DATA SHOWN ::
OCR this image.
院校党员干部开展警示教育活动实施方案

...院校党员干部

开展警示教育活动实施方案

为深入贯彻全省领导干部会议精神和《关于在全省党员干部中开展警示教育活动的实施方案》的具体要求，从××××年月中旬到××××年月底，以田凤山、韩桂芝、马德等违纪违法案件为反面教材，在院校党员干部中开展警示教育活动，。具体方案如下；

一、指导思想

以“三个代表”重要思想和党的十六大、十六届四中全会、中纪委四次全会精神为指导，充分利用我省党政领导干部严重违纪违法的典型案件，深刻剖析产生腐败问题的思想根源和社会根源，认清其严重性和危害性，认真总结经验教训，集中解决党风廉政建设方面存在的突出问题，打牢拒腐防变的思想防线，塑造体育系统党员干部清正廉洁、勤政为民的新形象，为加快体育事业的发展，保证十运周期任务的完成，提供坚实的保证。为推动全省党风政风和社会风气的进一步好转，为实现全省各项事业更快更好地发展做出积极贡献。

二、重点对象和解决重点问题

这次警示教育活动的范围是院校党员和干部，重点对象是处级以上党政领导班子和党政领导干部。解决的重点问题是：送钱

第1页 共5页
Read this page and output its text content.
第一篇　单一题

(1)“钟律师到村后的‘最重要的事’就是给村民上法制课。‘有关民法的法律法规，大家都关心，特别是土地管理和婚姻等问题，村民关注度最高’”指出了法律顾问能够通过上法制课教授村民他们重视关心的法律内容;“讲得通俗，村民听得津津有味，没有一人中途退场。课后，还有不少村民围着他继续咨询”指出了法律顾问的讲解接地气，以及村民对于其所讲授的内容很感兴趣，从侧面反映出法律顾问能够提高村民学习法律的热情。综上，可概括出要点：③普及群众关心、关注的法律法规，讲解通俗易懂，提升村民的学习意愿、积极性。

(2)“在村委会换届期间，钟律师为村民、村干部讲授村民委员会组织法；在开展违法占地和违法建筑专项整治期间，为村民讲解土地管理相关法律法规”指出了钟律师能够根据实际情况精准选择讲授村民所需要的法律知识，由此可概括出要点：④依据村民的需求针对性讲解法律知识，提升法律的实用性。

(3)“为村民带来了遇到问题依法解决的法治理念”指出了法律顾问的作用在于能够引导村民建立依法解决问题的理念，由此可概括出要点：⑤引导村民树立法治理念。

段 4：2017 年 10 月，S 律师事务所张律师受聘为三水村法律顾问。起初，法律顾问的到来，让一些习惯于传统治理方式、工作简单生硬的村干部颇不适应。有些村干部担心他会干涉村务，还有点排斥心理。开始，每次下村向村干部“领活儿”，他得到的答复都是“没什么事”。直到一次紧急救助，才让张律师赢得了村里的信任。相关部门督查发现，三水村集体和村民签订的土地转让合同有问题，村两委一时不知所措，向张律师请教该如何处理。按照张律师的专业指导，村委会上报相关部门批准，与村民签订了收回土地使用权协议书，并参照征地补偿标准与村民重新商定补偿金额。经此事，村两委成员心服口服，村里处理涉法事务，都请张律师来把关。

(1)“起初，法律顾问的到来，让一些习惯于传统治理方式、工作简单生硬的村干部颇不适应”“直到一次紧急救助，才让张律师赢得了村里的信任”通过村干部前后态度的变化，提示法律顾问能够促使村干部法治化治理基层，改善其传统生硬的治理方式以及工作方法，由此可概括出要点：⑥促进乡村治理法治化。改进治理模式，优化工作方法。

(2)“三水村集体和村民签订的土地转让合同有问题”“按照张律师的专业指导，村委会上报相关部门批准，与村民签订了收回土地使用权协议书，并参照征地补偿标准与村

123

WHAT YOU ARE ASKED TO DO :: Search the records above for "由此可概括出要点". Copy each line where it is found.

EXPECTED ANSWER ::
(2)“在村委会换届期间，钟律师为村民、村干部讲授村民委员会组织法；在开展违法占地和违法建筑专项整治期间，为村民讲解土地管理相关法律法规”指出了钟律师能够根据实际情况精准选择讲授村民所需要的法律知识，由此可概括出要点：④依据村民的需求针对性讲解法律知识，提升法律的实用性。
(3)“为村民带来了遇到问题依法解决的法治理念”指出了法律顾问的作用在于能够引导村民建立依法解决问题的理念，由此可概括出要点：⑤引导村民树立法治理念。
(1)“起初，法律顾问的到来，让一些习惯于传统治理方式、工作简单生硬的村干部颇不适应”“直到一次紧急救助，才让张律师赢得了村里的信任”通过村干部前后态度的变化，提示法律顾问能够促使村干部法治化治理基层，改善其传统生硬的治理方式以及工作方法，由此可概括出要点：⑥促进乡村治理法治化。改进治理模式，优化工作方法。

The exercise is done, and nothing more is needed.